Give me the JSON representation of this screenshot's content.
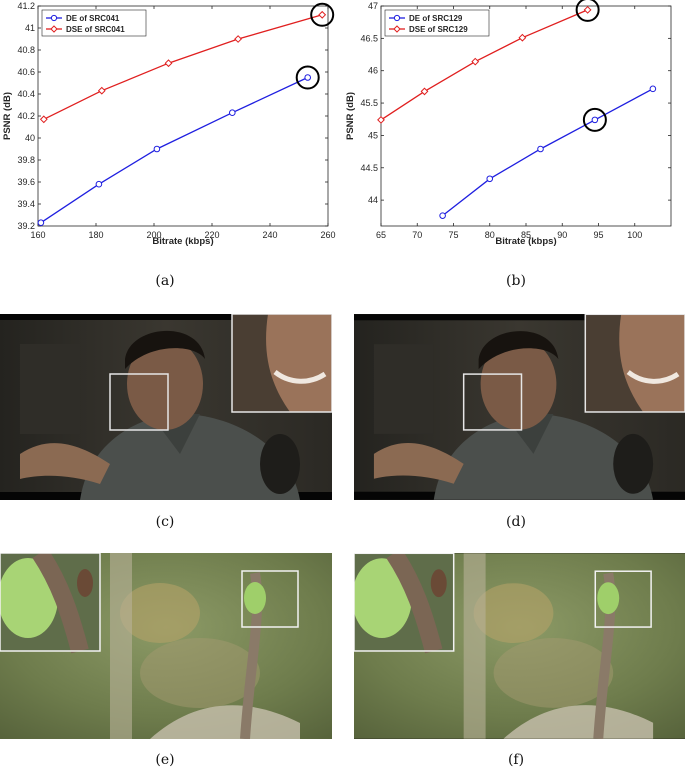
{
  "captions": {
    "a": "(a)",
    "b": "(b)",
    "c": "(c)",
    "d": "(d)",
    "e": "(e)",
    "f": "(f)"
  },
  "colors": {
    "de": "#1f1fe0",
    "dse": "#e01f1f"
  },
  "chart_data": [
    {
      "type": "line",
      "xlabel": "Bitrate (kbps)",
      "ylabel": "PSNR (dB)",
      "xlim": [
        160,
        260
      ],
      "ylim": [
        39.2,
        41.2
      ],
      "xticks": [
        160,
        180,
        200,
        220,
        240,
        260
      ],
      "yticks": [
        39.2,
        39.4,
        39.6,
        39.8,
        40,
        40.2,
        40.4,
        40.6,
        40.8,
        41,
        41.2
      ],
      "legend": "top-left",
      "grid": false,
      "series": [
        {
          "name": "DE of SRC041",
          "marker": "circle",
          "x": [
            161,
            181,
            201,
            227,
            253
          ],
          "y": [
            39.23,
            39.58,
            39.9,
            40.23,
            40.55
          ]
        },
        {
          "name": "DSE of SRC041",
          "marker": "diamond",
          "x": [
            162,
            182,
            205,
            229,
            258
          ],
          "y": [
            40.17,
            40.43,
            40.68,
            40.9,
            41.12
          ]
        }
      ],
      "highlights": [
        {
          "series": 0,
          "index": 4
        },
        {
          "series": 1,
          "index": 4
        }
      ]
    },
    {
      "type": "line",
      "xlabel": "Bitrate (kbps)",
      "ylabel": "PSNR (dB)",
      "xlim": [
        65,
        105
      ],
      "ylim": [
        43.6,
        47
      ],
      "xticks": [
        65,
        70,
        75,
        80,
        85,
        90,
        95,
        100
      ],
      "yticks": [
        44,
        44.5,
        45,
        45.5,
        46,
        46.5,
        47
      ],
      "legend": "top-left",
      "grid": false,
      "series": [
        {
          "name": "DE of SRC129",
          "marker": "circle",
          "x": [
            73.5,
            80,
            87,
            94.5,
            102.5
          ],
          "y": [
            43.76,
            44.33,
            44.79,
            45.24,
            45.72
          ]
        },
        {
          "name": "DSE of SRC129",
          "marker": "diamond",
          "x": [
            65,
            71,
            78,
            84.5,
            93.5
          ],
          "y": [
            45.24,
            45.68,
            46.14,
            46.51,
            46.94
          ]
        }
      ],
      "highlights": [
        {
          "series": 0,
          "index": 3
        },
        {
          "series": 1,
          "index": 4
        }
      ]
    }
  ]
}
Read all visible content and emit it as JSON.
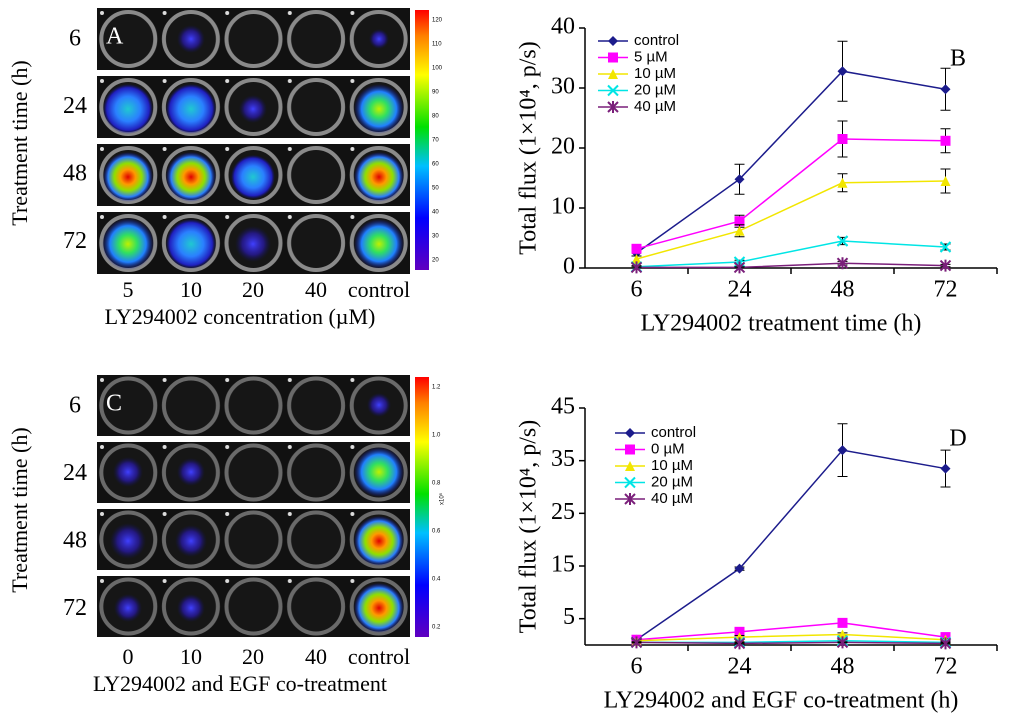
{
  "panels": [
    {
      "letter": "A",
      "row_labels": [
        "6",
        "24",
        "48",
        "72"
      ],
      "y_label": "Treatment time (h)",
      "col_labels": [
        "5",
        "10",
        "20",
        "40",
        "control"
      ],
      "x_label": "LY294002 concentration (µM)",
      "colorbar_labels": [
        "120",
        "110",
        "100",
        "90",
        "80",
        "70",
        "60",
        "50",
        "40",
        "30",
        "20"
      ]
    },
    {
      "letter": "C",
      "row_labels": [
        "6",
        "24",
        "48",
        "72"
      ],
      "y_label": "Treatment time (h)",
      "col_labels": [
        "0",
        "10",
        "20",
        "40",
        "control"
      ],
      "x_label": "LY294002 and EGF co-treatment",
      "colorbar_labels": [
        "1.2",
        "1.0",
        "0.8",
        "0.6",
        "0.4",
        "0.2"
      ],
      "colorbar_unit": "x10⁵"
    }
  ],
  "chart_data": [
    {
      "type": "line",
      "letter": "B",
      "x_label": "LY294002 treatment time (h)",
      "y_label": "Total flux (1×10⁴, p/s)",
      "categories": [
        "6",
        "24",
        "48",
        "72"
      ],
      "ylim": [
        0,
        40
      ],
      "yticks": [
        0,
        10,
        20,
        30,
        40
      ],
      "grid": false,
      "legend": "upper left",
      "series": [
        {
          "name": "control",
          "color": "#1c1c8c",
          "marker": "diamond",
          "values": [
            2.5,
            14.8,
            32.8,
            29.8
          ],
          "errors": [
            0.5,
            2.5,
            5,
            3.5
          ]
        },
        {
          "name": "5 µM",
          "color": "#ff00ff",
          "marker": "square",
          "values": [
            3.2,
            7.8,
            21.5,
            21.2
          ],
          "errors": [
            0.5,
            1,
            3,
            2
          ]
        },
        {
          "name": "10 µM",
          "color": "#f2e600",
          "marker": "triangle",
          "values": [
            1.5,
            6.2,
            14.2,
            14.5
          ],
          "errors": [
            0.5,
            1,
            1.5,
            2
          ]
        },
        {
          "name": "20 µM",
          "color": "#00e5e5",
          "marker": "cross",
          "values": [
            0.2,
            1.0,
            4.5,
            3.5
          ],
          "errors": [
            0.2,
            0.3,
            0.6,
            0.5
          ]
        },
        {
          "name": "40 µM",
          "color": "#7a1f7a",
          "marker": "star",
          "values": [
            0.1,
            0.1,
            0.8,
            0.4
          ],
          "errors": [
            0.1,
            0.1,
            0.3,
            0.2
          ]
        }
      ]
    },
    {
      "type": "line",
      "letter": "D",
      "x_label": "LY294002 and EGF co-treatment (h)",
      "y_label": "Total flux (1×10⁴, p/s)",
      "categories": [
        "6",
        "24",
        "48",
        "72"
      ],
      "ylim": [
        0,
        45
      ],
      "yticks": [
        5,
        15,
        25,
        35,
        45
      ],
      "grid": false,
      "legend": "upper left",
      "series": [
        {
          "name": "control",
          "color": "#1c1c8c",
          "marker": "diamond",
          "values": [
            1,
            14.5,
            37,
            33.5
          ],
          "errors": [
            0.3,
            0.3,
            5,
            3.5
          ]
        },
        {
          "name": "0 µM",
          "color": "#ff00ff",
          "marker": "square",
          "values": [
            1,
            2.5,
            4.2,
            1.5
          ],
          "errors": [
            0.2,
            0.4,
            0.6,
            0.4
          ]
        },
        {
          "name": "10 µM",
          "color": "#f2e600",
          "marker": "triangle",
          "values": [
            0.8,
            1.5,
            2,
            1
          ],
          "errors": [
            0.2,
            0.3,
            0.3,
            0.2
          ]
        },
        {
          "name": "20 µM",
          "color": "#00e5e5",
          "marker": "cross",
          "values": [
            0.5,
            0.5,
            0.8,
            0.5
          ],
          "errors": [
            0.1,
            0.1,
            0.2,
            0.1
          ]
        },
        {
          "name": "40 µM",
          "color": "#7a1f7a",
          "marker": "star",
          "values": [
            0.5,
            0.3,
            0.5,
            0.3
          ],
          "errors": [
            0.1,
            0.1,
            0.1,
            0.1
          ]
        }
      ]
    }
  ]
}
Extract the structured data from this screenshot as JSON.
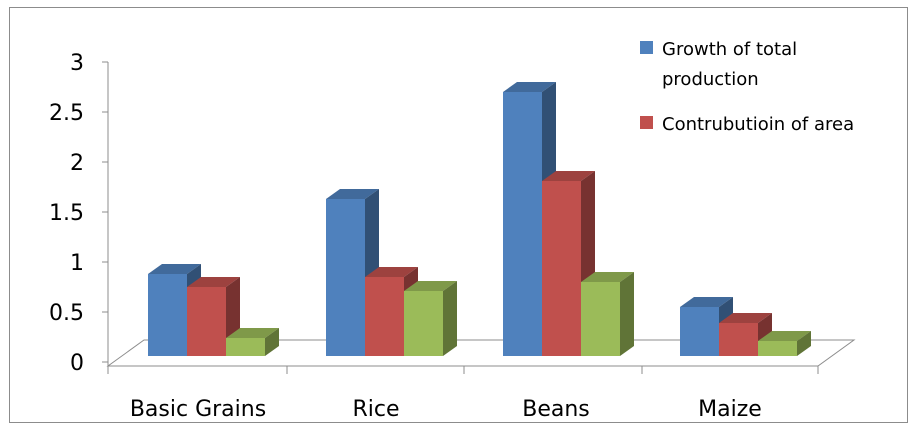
{
  "chart_data": {
    "type": "bar",
    "style": "3d-clustered-column",
    "title": "",
    "xlabel": "",
    "ylabel": "",
    "categories": [
      "Basic Grains",
      "Rice",
      "Beans",
      "Maize"
    ],
    "series": [
      {
        "name": "Growth of total production",
        "values": [
          0.9,
          1.65,
          2.72,
          0.57
        ],
        "color": "#4F81BD"
      },
      {
        "name": "Contrubutioin of area",
        "values": [
          0.77,
          0.87,
          1.83,
          0.41
        ],
        "color": "#C0504D"
      },
      {
        "name": "",
        "values": [
          0.26,
          0.73,
          0.82,
          0.23
        ],
        "color": "#9BBB59"
      }
    ],
    "ylim": [
      0,
      3
    ],
    "yticks": [
      "0",
      "0.5",
      "1",
      "1.5",
      "2",
      "2.5",
      "3"
    ],
    "grid": false,
    "legend_position": "top-right",
    "legend_entries": [
      "Growth of total production",
      "Contrubutioin of area"
    ]
  }
}
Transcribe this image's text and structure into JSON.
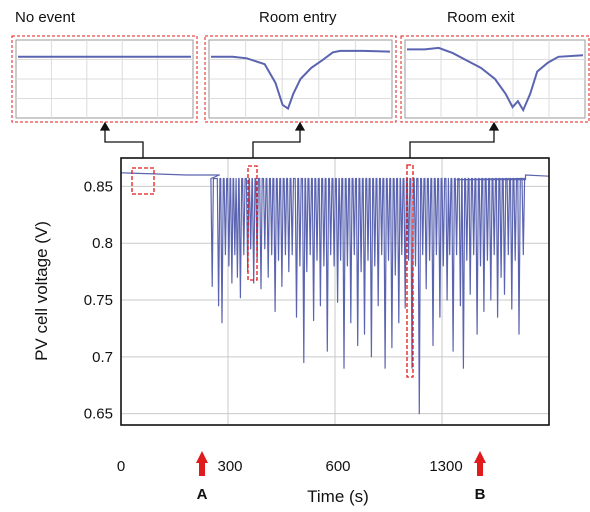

————————

- **PROBLEM TO SOLVE**:
Print every entry above again without changing a word, and omit the pictures.

- **TASK OUTPUT**:
Give me the JSON representation of this screenshot's content.
{
  "captions": {
    "a": "(a)",
    "b": "(b)",
    "c": "(c)",
    "d": "(d)",
    "e": "(e)",
    "f": "(f)"
  },
  "colors": {
    "de": "#1f1fe0",
    "dse": "#e01f1f"
  },
  "chart_data": [
    {
      "type": "line",
      "xlabel": "Bitrate (kbps)",
      "ylabel": "PSNR (dB)",
      "xlim": [
        160,
        260
      ],
      "ylim": [
        39.2,
        41.2
      ],
      "xticks": [
        160,
        180,
        200,
        220,
        240,
        260
      ],
      "yticks": [
        39.2,
        39.4,
        39.6,
        39.8,
        40,
        40.2,
        40.4,
        40.6,
        40.8,
        41,
        41.2
      ],
      "legend": "top-left",
      "grid": false,
      "series": [
        {
          "name": "DE of SRC041",
          "marker": "circle",
          "x": [
            161,
            181,
            201,
            227,
            253
          ],
          "y": [
            39.23,
            39.58,
            39.9,
            40.23,
            40.55
          ]
        },
        {
          "name": "DSE of SRC041",
          "marker": "diamond",
          "x": [
            162,
            182,
            205,
            229,
            258
          ],
          "y": [
            40.17,
            40.43,
            40.68,
            40.9,
            41.12
          ]
        }
      ],
      "highlights": [
        {
          "series": 0,
          "index": 4
        },
        {
          "series": 1,
          "index": 4
        }
      ]
    },
    {
      "type": "line",
      "xlabel": "Bitrate (kbps)",
      "ylabel": "PSNR (dB)",
      "xlim": [
        65,
        105
      ],
      "ylim": [
        43.6,
        47
      ],
      "xticks": [
        65,
        70,
        75,
        80,
        85,
        90,
        95,
        100
      ],
      "yticks": [
        44,
        44.5,
        45,
        45.5,
        46,
        46.5,
        47
      ],
      "legend": "top-left",
      "grid": false,
      "series": [
        {
          "name": "DE of SRC129",
          "marker": "circle",
          "x": [
            73.5,
            80,
            87,
            94.5,
            102.5
          ],
          "y": [
            43.76,
            44.33,
            44.79,
            45.24,
            45.72
          ]
        },
        {
          "name": "DSE of SRC129",
          "marker": "diamond",
          "x": [
            65,
            71,
            78,
            84.5,
            93.5
          ],
          "y": [
            45.24,
            45.68,
            46.14,
            46.51,
            46.94
          ]
        }
      ],
      "highlights": [
        {
          "series": 0,
          "index": 3
        },
        {
          "series": 1,
          "index": 4
        }
      ]
    }
  ]
}
Read all visible content and emit it as JSON.
{
  "panels": [
    {
      "letter": "A",
      "row_labels": [
        "6",
        "24",
        "48",
        "72"
      ],
      "y_label": "Treatment time (h)",
      "col_labels": [
        "5",
        "10",
        "20",
        "40",
        "control"
      ],
      "x_label": "LY294002 concentration (µM)",
      "colorbar_labels": [
        "120",
        "110",
        "100",
        "90",
        "80",
        "70",
        "60",
        "50",
        "40",
        "30",
        "20"
      ]
    },
    {
      "letter": "C",
      "row_labels": [
        "6",
        "24",
        "48",
        "72"
      ],
      "y_label": "Treatment time (h)",
      "col_labels": [
        "0",
        "10",
        "20",
        "40",
        "control"
      ],
      "x_label": "LY294002 and EGF co-treatment",
      "colorbar_labels": [
        "1.2",
        "1.0",
        "0.8",
        "0.6",
        "0.4",
        "0.2"
      ],
      "colorbar_unit": "x10⁵"
    }
  ],
  "chart_data": [
    {
      "type": "line",
      "letter": "B",
      "x_label": "LY294002 treatment time (h)",
      "y_label": "Total flux (1×10⁴, p/s)",
      "categories": [
        "6",
        "24",
        "48",
        "72"
      ],
      "ylim": [
        0,
        40
      ],
      "yticks": [
        0,
        10,
        20,
        30,
        40
      ],
      "grid": false,
      "legend": "upper left",
      "series": [
        {
          "name": "control",
          "color": "#1c1c8c",
          "marker": "diamond",
          "values": [
            2.5,
            14.8,
            32.8,
            29.8
          ],
          "errors": [
            0.5,
            2.5,
            5,
            3.5
          ]
        },
        {
          "name": "5 µM",
          "color": "#ff00ff",
          "marker": "square",
          "values": [
            3.2,
            7.8,
            21.5,
            21.2
          ],
          "errors": [
            0.5,
            1,
            3,
            2
          ]
        },
        {
          "name": "10 µM",
          "color": "#f2e600",
          "marker": "triangle",
          "values": [
            1.5,
            6.2,
            14.2,
            14.5
          ],
          "errors": [
            0.5,
            1,
            1.5,
            2
          ]
        },
        {
          "name": "20 µM",
          "color": "#00e5e5",
          "marker": "cross",
          "values": [
            0.2,
            1.0,
            4.5,
            3.5
          ],
          "errors": [
            0.2,
            0.3,
            0.6,
            0.5
          ]
        },
        {
          "name": "40 µM",
          "color": "#7a1f7a",
          "marker": "star",
          "values": [
            0.1,
            0.1,
            0.8,
            0.4
          ],
          "errors": [
            0.1,
            0.1,
            0.3,
            0.2
          ]
        }
      ]
    },
    {
      "type": "line",
      "letter": "D",
      "x_label": "LY294002 and EGF co-treatment (h)",
      "y_label": "Total flux (1×10⁴, p/s)",
      "categories": [
        "6",
        "24",
        "48",
        "72"
      ],
      "ylim": [
        0,
        45
      ],
      "yticks": [
        5,
        15,
        25,
        35,
        45
      ],
      "grid": false,
      "legend": "upper left",
      "series": [
        {
          "name": "control",
          "color": "#1c1c8c",
          "marker": "diamond",
          "values": [
            1,
            14.5,
            37,
            33.5
          ],
          "errors": [
            0.3,
            0.3,
            5,
            3.5
          ]
        },
        {
          "name": "0 µM",
          "color": "#ff00ff",
          "marker": "square",
          "values": [
            1,
            2.5,
            4.2,
            1.5
          ],
          "errors": [
            0.2,
            0.4,
            0.6,
            0.4
          ]
        },
        {
          "name": "10 µM",
          "color": "#f2e600",
          "marker": "triangle",
          "values": [
            0.8,
            1.5,
            2,
            1
          ],
          "errors": [
            0.2,
            0.3,
            0.3,
            0.2
          ]
        },
        {
          "name": "20 µM",
          "color": "#00e5e5",
          "marker": "cross",
          "values": [
            0.5,
            0.5,
            0.8,
            0.5
          ],
          "errors": [
            0.1,
            0.1,
            0.2,
            0.1
          ]
        },
        {
          "name": "40 µM",
          "color": "#7a1f7a",
          "marker": "star",
          "values": [
            0.5,
            0.3,
            0.5,
            0.3
          ],
          "errors": [
            0.1,
            0.1,
            0.1,
            0.1
          ]
        }
      ]
    }
  ]
}
Extract the structured data from this screenshot as JSON.
{
  "chart_data": {
    "type": "bar",
    "style": "3d-clustered-column",
    "title": "",
    "xlabel": "",
    "ylabel": "",
    "categories": [
      "Basic Grains",
      "Rice",
      "Beans",
      "Maize"
    ],
    "series": [
      {
        "name": "Growth of total production",
        "values": [
          0.9,
          1.65,
          2.72,
          0.57
        ],
        "color": "#4F81BD"
      },
      {
        "name": "Contrubutioin of area",
        "values": [
          0.77,
          0.87,
          1.83,
          0.41
        ],
        "color": "#C0504D"
      },
      {
        "name": "",
        "values": [
          0.26,
          0.73,
          0.82,
          0.23
        ],
        "color": "#9BBB59"
      }
    ],
    "ylim": [
      0,
      3
    ],
    "yticks": [
      "0",
      "0.5",
      "1",
      "1.5",
      "2",
      "2.5",
      "3"
    ],
    "grid": false,
    "legend_position": "top-right",
    "legend_entries": [
      "Growth of total production",
      "Contrubutioin of area"
    ]
  }
}
Transcribe this image's text and structure into JSON.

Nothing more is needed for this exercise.